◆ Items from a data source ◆
********
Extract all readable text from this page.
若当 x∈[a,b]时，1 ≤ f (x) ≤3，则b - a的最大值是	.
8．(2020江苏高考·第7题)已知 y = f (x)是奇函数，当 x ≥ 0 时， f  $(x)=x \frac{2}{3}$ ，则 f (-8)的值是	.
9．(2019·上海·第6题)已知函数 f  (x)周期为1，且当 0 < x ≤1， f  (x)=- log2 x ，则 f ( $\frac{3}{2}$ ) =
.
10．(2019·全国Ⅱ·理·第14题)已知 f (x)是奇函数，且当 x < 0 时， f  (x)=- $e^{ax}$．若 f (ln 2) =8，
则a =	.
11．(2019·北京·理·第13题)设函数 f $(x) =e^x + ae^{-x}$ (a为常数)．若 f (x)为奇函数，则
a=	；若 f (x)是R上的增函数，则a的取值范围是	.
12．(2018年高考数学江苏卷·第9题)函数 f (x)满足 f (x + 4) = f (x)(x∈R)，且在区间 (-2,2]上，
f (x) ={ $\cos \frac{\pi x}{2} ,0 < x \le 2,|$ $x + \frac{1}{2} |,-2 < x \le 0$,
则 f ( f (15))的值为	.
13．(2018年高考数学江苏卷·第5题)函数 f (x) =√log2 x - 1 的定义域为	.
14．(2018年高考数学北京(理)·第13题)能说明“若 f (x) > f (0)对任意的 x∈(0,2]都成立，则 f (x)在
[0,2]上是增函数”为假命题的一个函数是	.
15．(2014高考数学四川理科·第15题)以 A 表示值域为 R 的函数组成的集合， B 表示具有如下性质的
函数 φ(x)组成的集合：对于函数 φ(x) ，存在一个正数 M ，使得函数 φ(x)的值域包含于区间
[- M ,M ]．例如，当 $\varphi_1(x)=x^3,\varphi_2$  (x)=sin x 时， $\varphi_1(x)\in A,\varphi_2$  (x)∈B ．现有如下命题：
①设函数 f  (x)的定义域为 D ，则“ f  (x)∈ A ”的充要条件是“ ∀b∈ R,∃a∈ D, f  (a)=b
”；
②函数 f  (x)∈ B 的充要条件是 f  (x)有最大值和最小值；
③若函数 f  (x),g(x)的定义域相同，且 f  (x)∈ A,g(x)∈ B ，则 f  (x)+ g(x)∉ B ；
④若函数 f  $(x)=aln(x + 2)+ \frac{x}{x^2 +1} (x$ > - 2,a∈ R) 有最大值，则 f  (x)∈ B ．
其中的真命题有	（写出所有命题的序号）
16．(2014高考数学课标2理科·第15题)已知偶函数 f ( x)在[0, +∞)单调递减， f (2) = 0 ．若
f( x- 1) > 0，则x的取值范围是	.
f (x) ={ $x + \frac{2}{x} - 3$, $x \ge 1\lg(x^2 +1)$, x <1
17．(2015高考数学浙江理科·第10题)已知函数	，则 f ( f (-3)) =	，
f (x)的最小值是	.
********
◆ PROBLEM STATEMENT ◆
Return the listing above word for word.

◆ EXERCISE ANSWER ◆
Extract all readable text from this page.
若当 x∈[a,b]时，1 ≤ f (x) ≤3，则b - a的最大值是	.
8．(2020江苏高考·第7题)已知 y = f (x)是奇函数，当 x ≥ 0 时， f  $(x)=x \frac{2}{3}$ ，则 f (-8)的值是	.
9．(2019·上海·第6题)已知函数 f  (x)周期为1，且当 0 < x ≤1， f  (x)=- log2 x ，则 f ( $\frac{3}{2}$ ) =
.
10．(2019·全国Ⅱ·理·第14题)已知 f (x)是奇函数，且当 x < 0 时， f  (x)=- $e^{ax}$．若 f (ln 2) =8，
则a =	.
11．(2019·北京·理·第13题)设函数 f $(x) =e^x + ae^{-x}$ (a为常数)．若 f (x)为奇函数，则
a=	；若 f (x)是R上的增函数，则a的取值范围是	.
12．(2018年高考数学江苏卷·第9题)函数 f (x)满足 f (x + 4) = f (x)(x∈R)，且在区间 (-2,2]上，
f (x) ={ $\cos \frac{\pi x}{2} ,0 < x \le 2,|$ $x + \frac{1}{2} |,-2 < x \le 0$,
则 f ( f (15))的值为	.
13．(2018年高考数学江苏卷·第5题)函数 f (x) =√log2 x - 1 的定义域为	.
14．(2018年高考数学北京(理)·第13题)能说明“若 f (x) > f (0)对任意的 x∈(0,2]都成立，则 f (x)在
[0,2]上是增函数”为假命题的一个函数是	.
15．(2014高考数学四川理科·第15题)以 A 表示值域为 R 的函数组成的集合， B 表示具有如下性质的
函数 φ(x)组成的集合：对于函数 φ(x) ，存在一个正数 M ，使得函数 φ(x)的值域包含于区间
[- M ,M ]．例如，当 $\varphi_1(x)=x^3,\varphi_2$  (x)=sin x 时， $\varphi_1(x)\in A,\varphi_2$  (x)∈B ．现有如下命题：
①设函数 f  (x)的定义域为 D ，则“ f  (x)∈ A ”的充要条件是“ ∀b∈ R,∃a∈ D, f  (a)=b
”；
②函数 f  (x)∈ B 的充要条件是 f  (x)有最大值和最小值；
③若函数 f  (x),g(x)的定义域相同，且 f  (x)∈ A,g(x)∈ B ，则 f  (x)+ g(x)∉ B ；
④若函数 f  $(x)=aln(x + 2)+ \frac{x}{x^2 +1} (x$ > - 2,a∈ R) 有最大值，则 f  (x)∈ B ．
其中的真命题有	（写出所有命题的序号）
16．(2014高考数学课标2理科·第15题)已知偶函数 f ( x)在[0, +∞)单调递减， f (2) = 0 ．若
f( x- 1) > 0，则x的取值范围是	.
f (x) ={ $x + \frac{2}{x} - 3$, $x \ge 1\lg(x^2 +1)$, x <1
17．(2015高考数学浙江理科·第10题)已知函数	，则 f ( f (-3)) =	，
f (x)的最小值是	.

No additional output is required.